- [Task data]:
----------
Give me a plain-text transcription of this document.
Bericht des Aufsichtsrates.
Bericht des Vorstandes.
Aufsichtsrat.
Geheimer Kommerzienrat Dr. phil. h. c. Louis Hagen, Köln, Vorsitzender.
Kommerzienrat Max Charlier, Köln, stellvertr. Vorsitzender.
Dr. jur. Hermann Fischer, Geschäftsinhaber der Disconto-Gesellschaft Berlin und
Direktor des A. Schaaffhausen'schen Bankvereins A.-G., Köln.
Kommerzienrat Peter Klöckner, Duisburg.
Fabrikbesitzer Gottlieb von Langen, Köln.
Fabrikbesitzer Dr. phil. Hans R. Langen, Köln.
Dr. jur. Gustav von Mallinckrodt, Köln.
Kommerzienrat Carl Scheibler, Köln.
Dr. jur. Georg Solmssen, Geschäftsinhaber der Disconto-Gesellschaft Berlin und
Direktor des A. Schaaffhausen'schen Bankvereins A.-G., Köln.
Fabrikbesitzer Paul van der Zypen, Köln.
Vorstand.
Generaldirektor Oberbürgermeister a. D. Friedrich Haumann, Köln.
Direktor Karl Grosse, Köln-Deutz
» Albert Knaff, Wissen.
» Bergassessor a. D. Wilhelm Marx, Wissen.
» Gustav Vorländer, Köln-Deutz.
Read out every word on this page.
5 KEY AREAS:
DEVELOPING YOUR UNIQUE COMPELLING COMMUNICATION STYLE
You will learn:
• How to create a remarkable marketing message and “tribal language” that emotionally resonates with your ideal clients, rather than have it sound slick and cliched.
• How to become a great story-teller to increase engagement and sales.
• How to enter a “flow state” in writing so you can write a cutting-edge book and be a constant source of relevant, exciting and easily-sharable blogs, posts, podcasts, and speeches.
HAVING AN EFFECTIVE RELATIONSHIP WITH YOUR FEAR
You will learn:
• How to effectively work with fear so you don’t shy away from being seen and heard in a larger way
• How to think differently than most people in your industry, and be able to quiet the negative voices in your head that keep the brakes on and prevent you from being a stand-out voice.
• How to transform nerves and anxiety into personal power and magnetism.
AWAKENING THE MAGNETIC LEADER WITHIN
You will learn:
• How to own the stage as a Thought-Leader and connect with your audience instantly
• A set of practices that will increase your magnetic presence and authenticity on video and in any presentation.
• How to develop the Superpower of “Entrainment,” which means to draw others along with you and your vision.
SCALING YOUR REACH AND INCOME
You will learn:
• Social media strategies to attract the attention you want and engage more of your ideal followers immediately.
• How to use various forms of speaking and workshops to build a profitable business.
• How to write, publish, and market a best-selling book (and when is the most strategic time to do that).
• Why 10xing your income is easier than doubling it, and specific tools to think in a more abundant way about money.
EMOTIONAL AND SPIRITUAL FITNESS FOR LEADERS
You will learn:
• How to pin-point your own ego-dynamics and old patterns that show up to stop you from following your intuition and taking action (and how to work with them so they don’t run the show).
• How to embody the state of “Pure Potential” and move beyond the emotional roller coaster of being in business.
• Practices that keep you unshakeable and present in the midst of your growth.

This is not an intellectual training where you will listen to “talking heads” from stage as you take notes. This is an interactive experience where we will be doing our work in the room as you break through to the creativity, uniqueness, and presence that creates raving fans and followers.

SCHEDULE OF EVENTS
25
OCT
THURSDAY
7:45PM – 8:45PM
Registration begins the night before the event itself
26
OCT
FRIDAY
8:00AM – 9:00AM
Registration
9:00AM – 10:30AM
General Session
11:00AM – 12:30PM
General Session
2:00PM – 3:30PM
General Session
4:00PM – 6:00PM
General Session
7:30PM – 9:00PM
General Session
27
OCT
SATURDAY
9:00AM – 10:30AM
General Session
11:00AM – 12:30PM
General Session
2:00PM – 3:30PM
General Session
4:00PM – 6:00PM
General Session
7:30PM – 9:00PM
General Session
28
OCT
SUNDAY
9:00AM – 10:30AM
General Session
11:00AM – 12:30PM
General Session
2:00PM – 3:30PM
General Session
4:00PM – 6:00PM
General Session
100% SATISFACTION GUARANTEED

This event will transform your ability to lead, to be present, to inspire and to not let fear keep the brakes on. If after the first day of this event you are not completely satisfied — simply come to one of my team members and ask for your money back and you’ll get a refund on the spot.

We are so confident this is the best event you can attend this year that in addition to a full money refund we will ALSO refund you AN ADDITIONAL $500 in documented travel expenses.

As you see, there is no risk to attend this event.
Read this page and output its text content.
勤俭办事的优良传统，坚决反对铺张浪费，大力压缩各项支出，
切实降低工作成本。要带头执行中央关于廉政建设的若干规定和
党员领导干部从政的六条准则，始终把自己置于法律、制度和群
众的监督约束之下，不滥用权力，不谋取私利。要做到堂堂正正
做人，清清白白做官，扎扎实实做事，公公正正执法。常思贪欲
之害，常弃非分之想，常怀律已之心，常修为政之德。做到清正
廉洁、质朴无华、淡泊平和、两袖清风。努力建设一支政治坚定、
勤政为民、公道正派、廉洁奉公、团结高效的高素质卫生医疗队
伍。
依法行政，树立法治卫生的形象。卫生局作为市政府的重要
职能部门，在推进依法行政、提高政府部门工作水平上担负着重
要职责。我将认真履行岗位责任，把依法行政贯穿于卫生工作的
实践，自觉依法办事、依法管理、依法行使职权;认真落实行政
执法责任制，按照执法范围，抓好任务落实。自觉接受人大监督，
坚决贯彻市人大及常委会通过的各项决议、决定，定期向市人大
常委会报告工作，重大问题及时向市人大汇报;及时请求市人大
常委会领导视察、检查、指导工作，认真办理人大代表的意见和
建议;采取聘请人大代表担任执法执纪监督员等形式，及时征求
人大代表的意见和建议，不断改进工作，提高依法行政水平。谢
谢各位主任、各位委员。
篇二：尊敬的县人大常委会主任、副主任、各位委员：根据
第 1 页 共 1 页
----------
- [Exercise description]: Everything from the line with "Read this page and output its text content." to the end of the listing above needs to be duplicated exactly, both end lines included, with nothing more.

- [Worked solution]:
Read this page and output its text content.
勤俭办事的优良传统，坚决反对铺张浪费，大力压缩各项支出，
切实降低工作成本。要带头执行中央关于廉政建设的若干规定和
党员领导干部从政的六条准则，始终把自己置于法律、制度和群
众的监督约束之下，不滥用权力，不谋取私利。要做到堂堂正正
做人，清清白白做官，扎扎实实做事，公公正正执法。常思贪欲
之害，常弃非分之想，常怀律已之心，常修为政之德。做到清正
廉洁、质朴无华、淡泊平和、两袖清风。努力建设一支政治坚定、
勤政为民、公道正派、廉洁奉公、团结高效的高素质卫生医疗队
伍。
依法行政，树立法治卫生的形象。卫生局作为市政府的重要
职能部门，在推进依法行政、提高政府部门工作水平上担负着重
要职责。我将认真履行岗位责任，把依法行政贯穿于卫生工作的
实践，自觉依法办事、依法管理、依法行使职权;认真落实行政
执法责任制，按照执法范围，抓好任务落实。自觉接受人大监督，
坚决贯彻市人大及常委会通过的各项决议、决定，定期向市人大
常委会报告工作，重大问题及时向市人大汇报;及时请求市人大
常委会领导视察、检查、指导工作，认真办理人大代表的意见和
建议;采取聘请人大代表担任执法执纪监督员等形式，及时征求
人大代表的意见和建议，不断改进工作，提高依法行政水平。谢
谢各位主任、各位委员。
篇二：尊敬的县人大常委会主任、副主任、各位委员：根据
第 1 页 共 1 页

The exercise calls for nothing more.